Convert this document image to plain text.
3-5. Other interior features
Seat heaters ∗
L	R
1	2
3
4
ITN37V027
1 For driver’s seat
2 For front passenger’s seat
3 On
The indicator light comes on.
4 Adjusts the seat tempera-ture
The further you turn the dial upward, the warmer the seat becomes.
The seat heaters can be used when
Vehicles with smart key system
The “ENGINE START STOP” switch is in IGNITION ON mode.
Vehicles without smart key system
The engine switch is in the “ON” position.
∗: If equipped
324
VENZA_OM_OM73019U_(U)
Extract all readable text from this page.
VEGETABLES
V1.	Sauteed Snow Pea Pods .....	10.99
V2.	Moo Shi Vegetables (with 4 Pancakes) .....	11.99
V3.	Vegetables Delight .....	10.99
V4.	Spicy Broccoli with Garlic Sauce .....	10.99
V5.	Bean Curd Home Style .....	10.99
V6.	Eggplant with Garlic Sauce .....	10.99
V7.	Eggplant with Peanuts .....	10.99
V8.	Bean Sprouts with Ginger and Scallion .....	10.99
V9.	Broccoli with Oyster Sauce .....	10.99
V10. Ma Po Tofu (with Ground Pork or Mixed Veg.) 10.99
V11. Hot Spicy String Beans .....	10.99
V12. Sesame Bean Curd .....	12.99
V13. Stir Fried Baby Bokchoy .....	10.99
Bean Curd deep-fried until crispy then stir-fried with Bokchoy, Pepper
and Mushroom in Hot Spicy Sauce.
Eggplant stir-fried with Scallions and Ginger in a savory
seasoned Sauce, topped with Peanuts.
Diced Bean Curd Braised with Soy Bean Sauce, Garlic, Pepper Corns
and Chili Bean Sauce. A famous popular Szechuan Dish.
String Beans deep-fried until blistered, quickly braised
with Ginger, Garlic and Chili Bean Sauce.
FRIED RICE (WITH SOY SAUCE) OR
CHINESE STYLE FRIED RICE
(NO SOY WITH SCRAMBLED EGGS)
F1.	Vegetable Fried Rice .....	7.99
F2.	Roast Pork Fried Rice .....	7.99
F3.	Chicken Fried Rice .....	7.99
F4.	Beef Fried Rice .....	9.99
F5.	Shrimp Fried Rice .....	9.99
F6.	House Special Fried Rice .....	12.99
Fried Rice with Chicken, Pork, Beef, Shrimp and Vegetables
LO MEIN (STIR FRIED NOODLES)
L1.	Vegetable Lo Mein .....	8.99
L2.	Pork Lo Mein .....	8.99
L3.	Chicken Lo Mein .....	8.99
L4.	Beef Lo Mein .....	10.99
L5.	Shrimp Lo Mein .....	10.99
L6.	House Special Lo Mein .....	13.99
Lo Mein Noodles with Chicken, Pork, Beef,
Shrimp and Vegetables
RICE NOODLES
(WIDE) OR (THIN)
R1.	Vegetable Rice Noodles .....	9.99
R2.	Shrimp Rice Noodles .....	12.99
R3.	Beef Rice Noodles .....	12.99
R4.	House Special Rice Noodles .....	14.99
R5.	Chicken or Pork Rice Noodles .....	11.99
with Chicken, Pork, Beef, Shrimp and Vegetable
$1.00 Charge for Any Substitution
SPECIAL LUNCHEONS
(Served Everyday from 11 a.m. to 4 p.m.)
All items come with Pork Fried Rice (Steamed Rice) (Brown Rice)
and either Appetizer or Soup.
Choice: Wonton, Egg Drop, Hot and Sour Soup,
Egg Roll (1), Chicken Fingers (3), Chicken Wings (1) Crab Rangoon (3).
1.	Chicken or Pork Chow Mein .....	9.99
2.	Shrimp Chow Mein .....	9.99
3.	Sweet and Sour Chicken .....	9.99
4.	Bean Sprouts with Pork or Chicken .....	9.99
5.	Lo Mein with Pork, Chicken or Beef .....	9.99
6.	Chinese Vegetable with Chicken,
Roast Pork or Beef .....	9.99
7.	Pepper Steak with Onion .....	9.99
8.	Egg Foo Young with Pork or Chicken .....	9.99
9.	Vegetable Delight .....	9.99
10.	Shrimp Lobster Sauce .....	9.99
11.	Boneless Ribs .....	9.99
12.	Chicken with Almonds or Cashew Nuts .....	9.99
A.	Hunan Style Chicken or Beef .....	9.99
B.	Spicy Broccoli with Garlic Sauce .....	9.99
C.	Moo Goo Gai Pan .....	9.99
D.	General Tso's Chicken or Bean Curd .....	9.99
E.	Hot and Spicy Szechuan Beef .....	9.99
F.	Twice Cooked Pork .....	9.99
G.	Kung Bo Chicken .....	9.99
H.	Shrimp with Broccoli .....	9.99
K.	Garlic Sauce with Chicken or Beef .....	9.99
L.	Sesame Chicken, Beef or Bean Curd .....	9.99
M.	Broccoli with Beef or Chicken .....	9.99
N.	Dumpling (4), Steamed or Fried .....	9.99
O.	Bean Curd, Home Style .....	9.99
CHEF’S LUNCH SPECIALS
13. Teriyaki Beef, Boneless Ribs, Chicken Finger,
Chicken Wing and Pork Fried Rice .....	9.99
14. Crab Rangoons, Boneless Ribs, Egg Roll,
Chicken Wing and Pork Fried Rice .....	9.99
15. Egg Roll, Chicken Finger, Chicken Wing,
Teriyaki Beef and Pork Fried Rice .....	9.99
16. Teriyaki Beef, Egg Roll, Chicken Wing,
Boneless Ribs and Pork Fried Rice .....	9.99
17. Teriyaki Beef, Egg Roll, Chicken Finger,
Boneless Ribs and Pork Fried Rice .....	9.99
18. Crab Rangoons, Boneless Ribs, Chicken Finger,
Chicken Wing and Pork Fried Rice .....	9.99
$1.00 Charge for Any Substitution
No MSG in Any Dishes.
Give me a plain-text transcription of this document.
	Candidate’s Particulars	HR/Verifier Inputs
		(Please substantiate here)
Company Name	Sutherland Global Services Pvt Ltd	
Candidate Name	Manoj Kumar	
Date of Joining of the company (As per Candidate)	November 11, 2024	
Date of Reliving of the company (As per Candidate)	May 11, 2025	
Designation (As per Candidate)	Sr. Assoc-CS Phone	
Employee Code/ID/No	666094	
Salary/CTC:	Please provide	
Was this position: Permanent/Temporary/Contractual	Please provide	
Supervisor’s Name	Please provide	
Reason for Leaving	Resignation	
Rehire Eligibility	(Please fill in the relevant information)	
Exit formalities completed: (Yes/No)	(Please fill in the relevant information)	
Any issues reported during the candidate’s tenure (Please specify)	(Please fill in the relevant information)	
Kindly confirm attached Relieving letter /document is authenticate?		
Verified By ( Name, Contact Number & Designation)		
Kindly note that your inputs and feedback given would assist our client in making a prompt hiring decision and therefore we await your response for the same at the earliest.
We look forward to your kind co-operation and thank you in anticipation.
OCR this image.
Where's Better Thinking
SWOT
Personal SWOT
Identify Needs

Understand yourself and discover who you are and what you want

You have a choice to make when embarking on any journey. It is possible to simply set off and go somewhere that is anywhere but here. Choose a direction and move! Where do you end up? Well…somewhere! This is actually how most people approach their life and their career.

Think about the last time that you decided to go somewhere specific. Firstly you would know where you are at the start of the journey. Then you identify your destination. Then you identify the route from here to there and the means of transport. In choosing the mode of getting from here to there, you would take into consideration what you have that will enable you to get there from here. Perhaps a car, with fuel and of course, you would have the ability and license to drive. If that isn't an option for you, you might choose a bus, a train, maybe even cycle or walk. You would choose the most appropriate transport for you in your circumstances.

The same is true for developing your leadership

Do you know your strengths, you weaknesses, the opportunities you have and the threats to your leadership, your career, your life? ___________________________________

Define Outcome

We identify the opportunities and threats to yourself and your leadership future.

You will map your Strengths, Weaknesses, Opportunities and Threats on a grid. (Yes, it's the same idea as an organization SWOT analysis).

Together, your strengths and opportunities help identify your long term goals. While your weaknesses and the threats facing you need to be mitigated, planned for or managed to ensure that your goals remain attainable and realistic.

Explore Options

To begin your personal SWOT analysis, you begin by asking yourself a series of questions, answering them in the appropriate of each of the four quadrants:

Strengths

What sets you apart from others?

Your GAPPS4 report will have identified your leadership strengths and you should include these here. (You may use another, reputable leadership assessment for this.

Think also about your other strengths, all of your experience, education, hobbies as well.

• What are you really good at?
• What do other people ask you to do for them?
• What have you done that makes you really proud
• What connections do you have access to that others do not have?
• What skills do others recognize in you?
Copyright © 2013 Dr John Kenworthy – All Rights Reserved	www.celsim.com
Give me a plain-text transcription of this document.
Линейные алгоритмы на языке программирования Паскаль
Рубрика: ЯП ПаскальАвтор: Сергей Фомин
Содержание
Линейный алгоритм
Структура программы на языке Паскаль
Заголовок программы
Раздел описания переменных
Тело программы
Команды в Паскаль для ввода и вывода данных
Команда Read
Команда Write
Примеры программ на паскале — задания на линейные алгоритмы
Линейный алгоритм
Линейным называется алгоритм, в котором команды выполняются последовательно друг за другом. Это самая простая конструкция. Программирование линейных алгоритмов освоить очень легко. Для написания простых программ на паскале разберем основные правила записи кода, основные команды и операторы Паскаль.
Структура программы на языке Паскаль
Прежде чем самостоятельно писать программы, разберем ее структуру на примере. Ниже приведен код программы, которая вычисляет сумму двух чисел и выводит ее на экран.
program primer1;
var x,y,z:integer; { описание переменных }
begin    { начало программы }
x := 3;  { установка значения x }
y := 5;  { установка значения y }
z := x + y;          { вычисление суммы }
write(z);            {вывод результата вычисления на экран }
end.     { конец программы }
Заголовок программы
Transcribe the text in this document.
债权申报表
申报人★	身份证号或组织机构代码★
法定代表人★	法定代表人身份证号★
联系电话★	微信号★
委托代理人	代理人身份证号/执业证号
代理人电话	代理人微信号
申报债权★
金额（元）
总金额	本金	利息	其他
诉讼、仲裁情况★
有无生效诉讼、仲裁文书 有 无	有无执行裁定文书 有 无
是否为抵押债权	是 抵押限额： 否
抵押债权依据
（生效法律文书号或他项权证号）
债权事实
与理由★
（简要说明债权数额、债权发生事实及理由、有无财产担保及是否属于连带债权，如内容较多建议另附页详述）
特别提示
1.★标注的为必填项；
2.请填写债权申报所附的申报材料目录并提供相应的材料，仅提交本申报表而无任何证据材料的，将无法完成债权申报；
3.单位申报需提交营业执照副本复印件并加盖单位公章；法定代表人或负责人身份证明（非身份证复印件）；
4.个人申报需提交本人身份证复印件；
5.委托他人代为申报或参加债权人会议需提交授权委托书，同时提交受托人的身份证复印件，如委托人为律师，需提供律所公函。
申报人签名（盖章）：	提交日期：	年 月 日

GOAL
Where a line above includes "Ribs", copy that line.

TASK RESPONSE
11.	Boneless Ribs .....	9.99
13. Teriyaki Beef, Boneless Ribs, Chicken Finger,
14. Crab Rangoons, Boneless Ribs, Egg Roll,
Boneless Ribs and Pork Fried Rice .....	9.99
Boneless Ribs and Pork Fried Rice .....	9.99
18. Crab Rangoons, Boneless Ribs, Chicken Finger,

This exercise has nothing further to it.